Exercise task: Output the records. Match them exactly.
/---
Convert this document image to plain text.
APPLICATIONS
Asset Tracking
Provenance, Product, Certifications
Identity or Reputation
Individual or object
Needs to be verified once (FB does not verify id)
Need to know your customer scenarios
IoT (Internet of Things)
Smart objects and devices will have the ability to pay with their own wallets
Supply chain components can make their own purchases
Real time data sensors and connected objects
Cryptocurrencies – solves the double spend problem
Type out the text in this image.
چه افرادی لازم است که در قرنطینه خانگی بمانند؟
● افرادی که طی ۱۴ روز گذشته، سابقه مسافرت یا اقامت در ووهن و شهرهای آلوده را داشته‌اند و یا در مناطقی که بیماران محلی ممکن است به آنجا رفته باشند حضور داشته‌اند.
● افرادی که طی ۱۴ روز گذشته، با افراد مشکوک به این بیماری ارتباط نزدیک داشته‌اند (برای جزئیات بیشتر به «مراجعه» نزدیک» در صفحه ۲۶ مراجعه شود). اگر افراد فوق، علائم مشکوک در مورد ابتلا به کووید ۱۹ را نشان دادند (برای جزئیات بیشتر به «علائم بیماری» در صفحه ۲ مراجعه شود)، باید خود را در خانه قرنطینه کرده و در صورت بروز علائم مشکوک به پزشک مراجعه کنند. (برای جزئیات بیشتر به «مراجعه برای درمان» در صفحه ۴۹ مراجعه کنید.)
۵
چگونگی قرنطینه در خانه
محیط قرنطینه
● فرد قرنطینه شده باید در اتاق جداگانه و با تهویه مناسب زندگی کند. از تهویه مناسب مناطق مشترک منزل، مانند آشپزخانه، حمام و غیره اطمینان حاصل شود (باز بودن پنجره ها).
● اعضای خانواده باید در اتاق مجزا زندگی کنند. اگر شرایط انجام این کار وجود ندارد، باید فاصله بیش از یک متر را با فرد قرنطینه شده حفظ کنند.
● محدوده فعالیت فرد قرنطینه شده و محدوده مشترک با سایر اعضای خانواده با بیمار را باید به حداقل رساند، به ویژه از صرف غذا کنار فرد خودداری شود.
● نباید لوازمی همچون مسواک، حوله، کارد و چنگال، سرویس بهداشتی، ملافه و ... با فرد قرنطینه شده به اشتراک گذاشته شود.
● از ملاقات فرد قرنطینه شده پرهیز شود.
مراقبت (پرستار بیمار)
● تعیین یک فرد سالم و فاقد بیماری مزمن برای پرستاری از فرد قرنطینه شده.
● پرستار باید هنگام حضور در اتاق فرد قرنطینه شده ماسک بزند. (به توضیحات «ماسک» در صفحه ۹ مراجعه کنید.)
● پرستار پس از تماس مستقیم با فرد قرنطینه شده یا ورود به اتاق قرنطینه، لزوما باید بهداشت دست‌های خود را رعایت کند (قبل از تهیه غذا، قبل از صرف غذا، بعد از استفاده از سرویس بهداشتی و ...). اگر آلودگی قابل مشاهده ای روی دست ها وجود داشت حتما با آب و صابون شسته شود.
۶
\---
Answer in full:
Convert this document image to plain text.
APPLICATIONS
Asset Tracking
Provenance, Product, Certifications
Identity or Reputation
Individual or object
Needs to be verified once (FB does not verify id)
Need to know your customer scenarios
IoT (Internet of Things)
Smart objects and devices will have the ability to pay with their own wallets
Supply chain components can make their own purchases
Real time data sensors and connected objects
Cryptocurrencies – solves the double spend problem
Type out the text in this image.
چه افرادی لازم است که در قرنطینه خانگی بمانند؟
● افرادی که طی ۱۴ روز گذشته، سابقه مسافرت یا اقامت در ووهن و شهرهای آلوده را داشته‌اند و یا در مناطقی که بیماران محلی ممکن است به آنجا رفته باشند حضور داشته‌اند.
● افرادی که طی ۱۴ روز گذشته، با افراد مشکوک به این بیماری ارتباط نزدیک داشته‌اند (برای جزئیات بیشتر به «مراجعه» نزدیک» در صفحه ۲۶ مراجعه شود). اگر افراد فوق، علائم مشکوک در مورد ابتلا به کووید ۱۹ را نشان دادند (برای جزئیات بیشتر به «علائم بیماری» در صفحه ۲ مراجعه شود)، باید خود را در خانه قرنطینه کرده و در صورت بروز علائم مشکوک به پزشک مراجعه کنند. (برای جزئیات بیشتر به «مراجعه برای درمان» در صفحه ۴۹ مراجعه کنید.)
۵
چگونگی قرنطینه در خانه
محیط قرنطینه
● فرد قرنطینه شده باید در اتاق جداگانه و با تهویه مناسب زندگی کند. از تهویه مناسب مناطق مشترک منزل، مانند آشپزخانه، حمام و غیره اطمینان حاصل شود (باز بودن پنجره ها).
● اعضای خانواده باید در اتاق مجزا زندگی کنند. اگر شرایط انجام این کار وجود ندارد، باید فاصله بیش از یک متر را با فرد قرنطینه شده حفظ کنند.
● محدوده فعالیت فرد قرنطینه شده و محدوده مشترک با سایر اعضای خانواده با بیمار را باید به حداقل رساند، به ویژه از صرف غذا کنار فرد خودداری شود.
● نباید لوازمی همچون مسواک، حوله، کارد و چنگال، سرویس بهداشتی، ملافه و ... با فرد قرنطینه شده به اشتراک گذاشته شود.
● از ملاقات فرد قرنطینه شده پرهیز شود.
مراقبت (پرستار بیمار)
● تعیین یک فرد سالم و فاقد بیماری مزمن برای پرستاری از فرد قرنطینه شده.
● پرستار باید هنگام حضور در اتاق فرد قرنطینه شده ماسک بزند. (به توضیحات «ماسک» در صفحه ۹ مراجعه کنید.)
● پرستار پس از تماس مستقیم با فرد قرنطینه شده یا ورود به اتاق قرنطینه، لزوما باید بهداشت دست‌های خود را رعایت کند (قبل از تهیه غذا، قبل از صرف غذا، بعد از استفاده از سرویس بهداشتی و ...). اگر آلودگی قابل مشاهده ای روی دست ها وجود داشت حتما با آب و صابون شسته شود.
۶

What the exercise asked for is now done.